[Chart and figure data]
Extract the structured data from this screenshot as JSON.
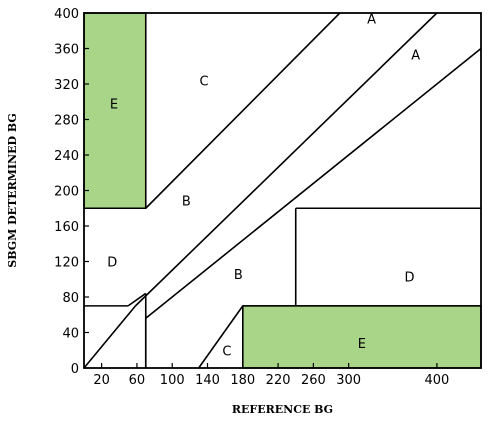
{
  "chart_data": {
    "type": "diagram",
    "title": "",
    "xlabel": "REFERENCE BG",
    "ylabel": "SBGM DETERMINED BG",
    "xlim": [
      0,
      450
    ],
    "ylim": [
      0,
      400
    ],
    "x_ticks": [
      20,
      60,
      100,
      140,
      180,
      220,
      260,
      300,
      400
    ],
    "y_ticks": [
      0,
      40,
      80,
      120,
      160,
      200,
      240,
      280,
      320,
      360,
      400
    ],
    "shaded_color": "#a8d587",
    "shaded_regions": [
      {
        "zone": "E",
        "x": [
          0,
          70
        ],
        "y": [
          180,
          400
        ]
      },
      {
        "zone": "E",
        "x": [
          180,
          450
        ],
        "y": [
          0,
          70
        ]
      }
    ],
    "boundary_lines": [
      {
        "points": [
          [
            0,
            180
          ],
          [
            70,
            180
          ]
        ]
      },
      {
        "points": [
          [
            70,
            180
          ],
          [
            70,
            400
          ]
        ]
      },
      {
        "points": [
          [
            70,
            180
          ],
          [
            290,
            400
          ]
        ]
      },
      {
        "points": [
          [
            0,
            70
          ],
          [
            50,
            70
          ]
        ]
      },
      {
        "points": [
          [
            50,
            70
          ],
          [
            70,
            84
          ]
        ]
      },
      {
        "points": [
          [
            70,
            0
          ],
          [
            70,
            84
          ]
        ]
      },
      {
        "points": [
          [
            0,
            0
          ],
          [
            58.33,
            70
          ]
        ]
      },
      {
        "points": [
          [
            58.33,
            70
          ],
          [
            400,
            400
          ]
        ]
      },
      {
        "points": [
          [
            70,
            56
          ],
          [
            450,
            360
          ]
        ]
      },
      {
        "points": [
          [
            70,
            0
          ],
          [
            70,
            56
          ]
        ]
      },
      {
        "points": [
          [
            130,
            0
          ],
          [
            180,
            70
          ]
        ]
      },
      {
        "points": [
          [
            180,
            0
          ],
          [
            180,
            70
          ]
        ]
      },
      {
        "points": [
          [
            180,
            70
          ],
          [
            450,
            70
          ]
        ]
      },
      {
        "points": [
          [
            240,
            70
          ],
          [
            240,
            180
          ]
        ]
      },
      {
        "points": [
          [
            240,
            180
          ],
          [
            450,
            180
          ]
        ]
      }
    ],
    "zone_labels": [
      {
        "text": "E",
        "x": 34,
        "y": 298
      },
      {
        "text": "C",
        "x": 136,
        "y": 324
      },
      {
        "text": "A",
        "x": 326,
        "y": 394
      },
      {
        "text": "A",
        "x": 376,
        "y": 353
      },
      {
        "text": "B",
        "x": 116,
        "y": 189
      },
      {
        "text": "D",
        "x": 32,
        "y": 120
      },
      {
        "text": "B",
        "x": 175,
        "y": 106
      },
      {
        "text": "D",
        "x": 369,
        "y": 103
      },
      {
        "text": "C",
        "x": 162,
        "y": 20
      },
      {
        "text": "E",
        "x": 315,
        "y": 28
      }
    ]
  }
}
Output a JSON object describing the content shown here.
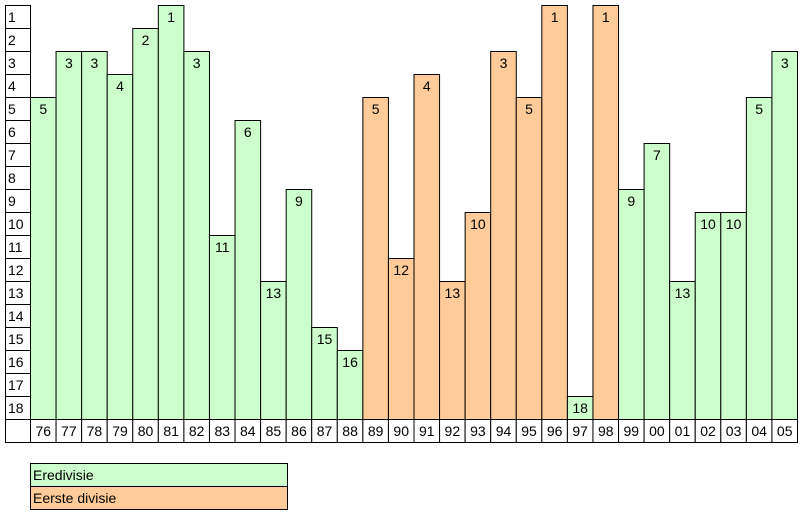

• PROBLEM TO WORK ON
Using the records above, retype everything exactly except the pictures.

• TASK RESULT
Extract the structured data from this screenshot as JSON.
{
  "chart_data": {
    "type": "diagram",
    "title": "",
    "xlabel": "REFERENCE BG",
    "ylabel": "SBGM DETERMINED BG",
    "xlim": [
      0,
      450
    ],
    "ylim": [
      0,
      400
    ],
    "x_ticks": [
      20,
      60,
      100,
      140,
      180,
      220,
      260,
      300,
      400
    ],
    "y_ticks": [
      0,
      40,
      80,
      120,
      160,
      200,
      240,
      280,
      320,
      360,
      400
    ],
    "shaded_color": "#a8d587",
    "shaded_regions": [
      {
        "zone": "E",
        "x": [
          0,
          70
        ],
        "y": [
          180,
          400
        ]
      },
      {
        "zone": "E",
        "x": [
          180,
          450
        ],
        "y": [
          0,
          70
        ]
      }
    ],
    "boundary_lines": [
      {
        "points": [
          [
            0,
            180
          ],
          [
            70,
            180
          ]
        ]
      },
      {
        "points": [
          [
            70,
            180
          ],
          [
            70,
            400
          ]
        ]
      },
      {
        "points": [
          [
            70,
            180
          ],
          [
            290,
            400
          ]
        ]
      },
      {
        "points": [
          [
            0,
            70
          ],
          [
            50,
            70
          ]
        ]
      },
      {
        "points": [
          [
            50,
            70
          ],
          [
            70,
            84
          ]
        ]
      },
      {
        "points": [
          [
            70,
            0
          ],
          [
            70,
            84
          ]
        ]
      },
      {
        "points": [
          [
            0,
            0
          ],
          [
            58.33,
            70
          ]
        ]
      },
      {
        "points": [
          [
            58.33,
            70
          ],
          [
            400,
            400
          ]
        ]
      },
      {
        "points": [
          [
            70,
            56
          ],
          [
            450,
            360
          ]
        ]
      },
      {
        "points": [
          [
            70,
            0
          ],
          [
            70,
            56
          ]
        ]
      },
      {
        "points": [
          [
            130,
            0
          ],
          [
            180,
            70
          ]
        ]
      },
      {
        "points": [
          [
            180,
            0
          ],
          [
            180,
            70
          ]
        ]
      },
      {
        "points": [
          [
            180,
            70
          ],
          [
            450,
            70
          ]
        ]
      },
      {
        "points": [
          [
            240,
            70
          ],
          [
            240,
            180
          ]
        ]
      },
      {
        "points": [
          [
            240,
            180
          ],
          [
            450,
            180
          ]
        ]
      }
    ],
    "zone_labels": [
      {
        "text": "E",
        "x": 34,
        "y": 298
      },
      {
        "text": "C",
        "x": 136,
        "y": 324
      },
      {
        "text": "A",
        "x": 326,
        "y": 394
      },
      {
        "text": "A",
        "x": 376,
        "y": 353
      },
      {
        "text": "B",
        "x": 116,
        "y": 189
      },
      {
        "text": "D",
        "x": 32,
        "y": 120
      },
      {
        "text": "B",
        "x": 175,
        "y": 106
      },
      {
        "text": "D",
        "x": 369,
        "y": 103
      },
      {
        "text": "C",
        "x": 162,
        "y": 20
      },
      {
        "text": "E",
        "x": 315,
        "y": 28
      }
    ]
  }
}
Output a JSON object describing the content shown here.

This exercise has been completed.